### Information given

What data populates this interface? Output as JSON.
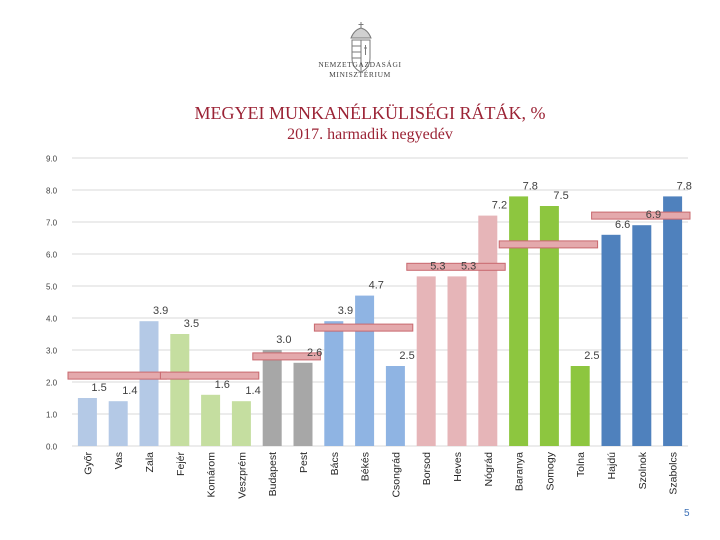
{
  "logo": {
    "line1": "NEMZETGAZDASÁGI",
    "line2": "MINISZTÉRIUM"
  },
  "title": "MEGYEI MUNKANÉLKÜLISÉGI RÁTÁK, %",
  "subtitle": "2017. harmadik negyedév",
  "page_number": "5",
  "colors": {
    "group1": "#b4c9e6",
    "group2": "#c5dea0",
    "group3": "#a7a7a7",
    "group4": "#8fb4e3",
    "group5": "#e6b5b8",
    "group6": "#8dc63f",
    "group7": "#4f81bd",
    "bracket": "#e4a9ac",
    "bracket_border": "#c8686e",
    "grid": "#d9d9d9",
    "axis_text": "#404040"
  },
  "chart_data": {
    "type": "bar",
    "title": "MEGYEI MUNKANÉLKÜLISÉGI RÁTÁK, %",
    "subtitle": "2017. harmadik negyedév",
    "xlabel": "",
    "ylabel": "",
    "ylim": [
      0,
      9
    ],
    "yticks": [
      "0.0",
      "1.0",
      "2.0",
      "3.0",
      "4.0",
      "5.0",
      "6.0",
      "7.0",
      "8.0",
      "9.0"
    ],
    "grid": true,
    "categories": [
      "Győr",
      "Vas",
      "Zala",
      "Fejér",
      "Komárom",
      "Veszprém",
      "Budapest",
      "Pest",
      "Bács",
      "Békés",
      "Csongrád",
      "Borsod",
      "Heves",
      "Nógrád",
      "Baranya",
      "Somogy",
      "Tolna",
      "Hajdú",
      "Szolnok",
      "Szabolcs"
    ],
    "values": [
      1.5,
      1.4,
      3.9,
      3.5,
      1.6,
      1.4,
      3.0,
      2.6,
      3.9,
      4.7,
      2.5,
      5.3,
      5.3,
      7.2,
      7.8,
      7.5,
      2.5,
      6.6,
      6.9,
      7.8
    ],
    "labels": [
      "1.5",
      "1.4",
      "3.9",
      "3.5",
      "1.6",
      "1.4",
      "3.0",
      "2.6",
      "3.9",
      "4.7",
      "2.5",
      "5.3",
      "5.3",
      "7.2",
      "7.8",
      "7.5",
      "2.5",
      "6.6",
      "6.9",
      "7.8"
    ],
    "colors": [
      "#b4c9e6",
      "#b4c9e6",
      "#b4c9e6",
      "#c5dea0",
      "#c5dea0",
      "#c5dea0",
      "#a7a7a7",
      "#a7a7a7",
      "#8fb4e3",
      "#8fb4e3",
      "#8fb4e3",
      "#e6b5b8",
      "#e6b5b8",
      "#e6b5b8",
      "#8dc63f",
      "#8dc63f",
      "#8dc63f",
      "#4f81bd",
      "#4f81bd",
      "#4f81bd"
    ],
    "group_averages": [
      {
        "start": 0,
        "end": 2,
        "value": 2.2
      },
      {
        "start": 3,
        "end": 5,
        "value": 2.2
      },
      {
        "start": 6,
        "end": 7,
        "value": 2.8
      },
      {
        "start": 8,
        "end": 10,
        "value": 3.7
      },
      {
        "start": 11,
        "end": 13,
        "value": 5.6
      },
      {
        "start": 14,
        "end": 16,
        "value": 6.3
      },
      {
        "start": 17,
        "end": 19,
        "value": 7.2
      }
    ]
  }
}
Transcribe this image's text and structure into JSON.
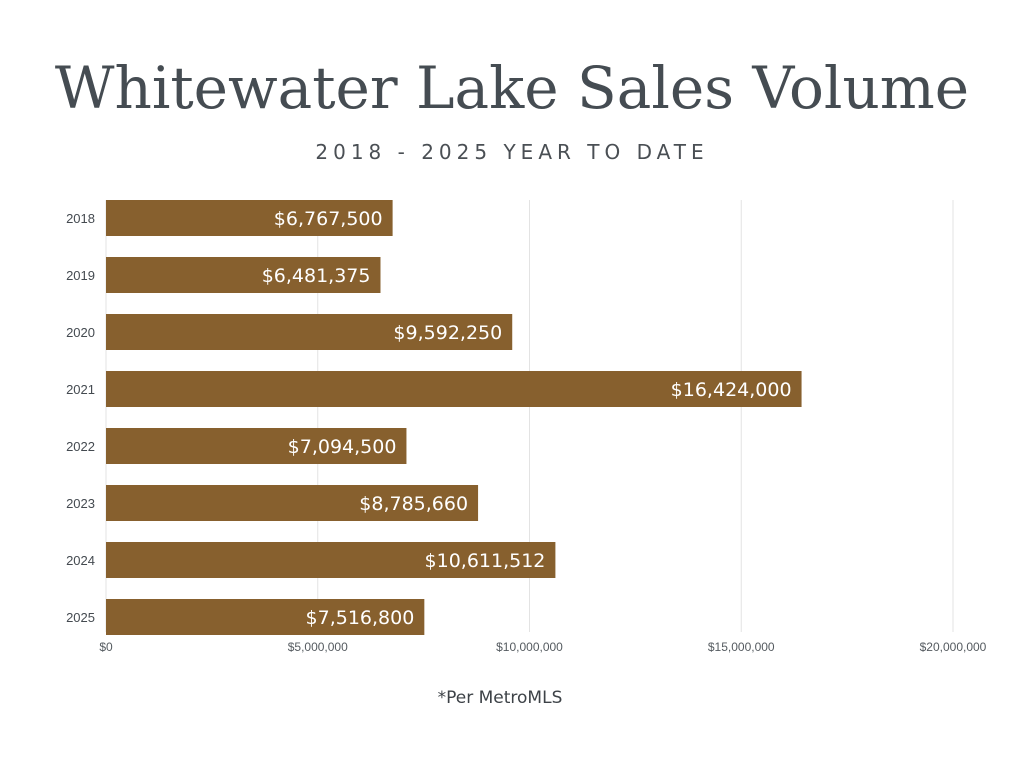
{
  "title": "Whitewater Lake Sales Volume",
  "subtitle": "2018 - 2025 YEAR TO DATE",
  "note": "*Per MetroMLS",
  "colors": {
    "bar": "#87602e",
    "grid": "#e3e3e3",
    "text": "#454c52"
  },
  "chart_data": {
    "type": "bar",
    "orientation": "horizontal",
    "categories": [
      "2018",
      "2019",
      "2020",
      "2021",
      "2022",
      "2023",
      "2024",
      "2025"
    ],
    "values": [
      6767500,
      6481375,
      9592250,
      16424000,
      7094500,
      8785660,
      10611512,
      7516800
    ],
    "data_labels": [
      "$6,767,500",
      "$6,481,375",
      "$9,592,250",
      "$16,424,000",
      "$7,094,500",
      "$8,785,660",
      "$10,611,512",
      "$7,516,800"
    ],
    "xlim": [
      0,
      20000000
    ],
    "xticks": [
      0,
      5000000,
      10000000,
      15000000,
      20000000
    ],
    "xtick_labels": [
      "$0",
      "$5,000,000",
      "$10,000,000",
      "$15,000,000",
      "$20,000,000"
    ],
    "grid": true,
    "legend": "none"
  }
}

### What you are asked to do
In the records above, find each line holding "harmadik" and copy it.

### Result below
  "subtitle": "2017. harmadik negyedév",
    "subtitle": "2017. harmadik negyedév",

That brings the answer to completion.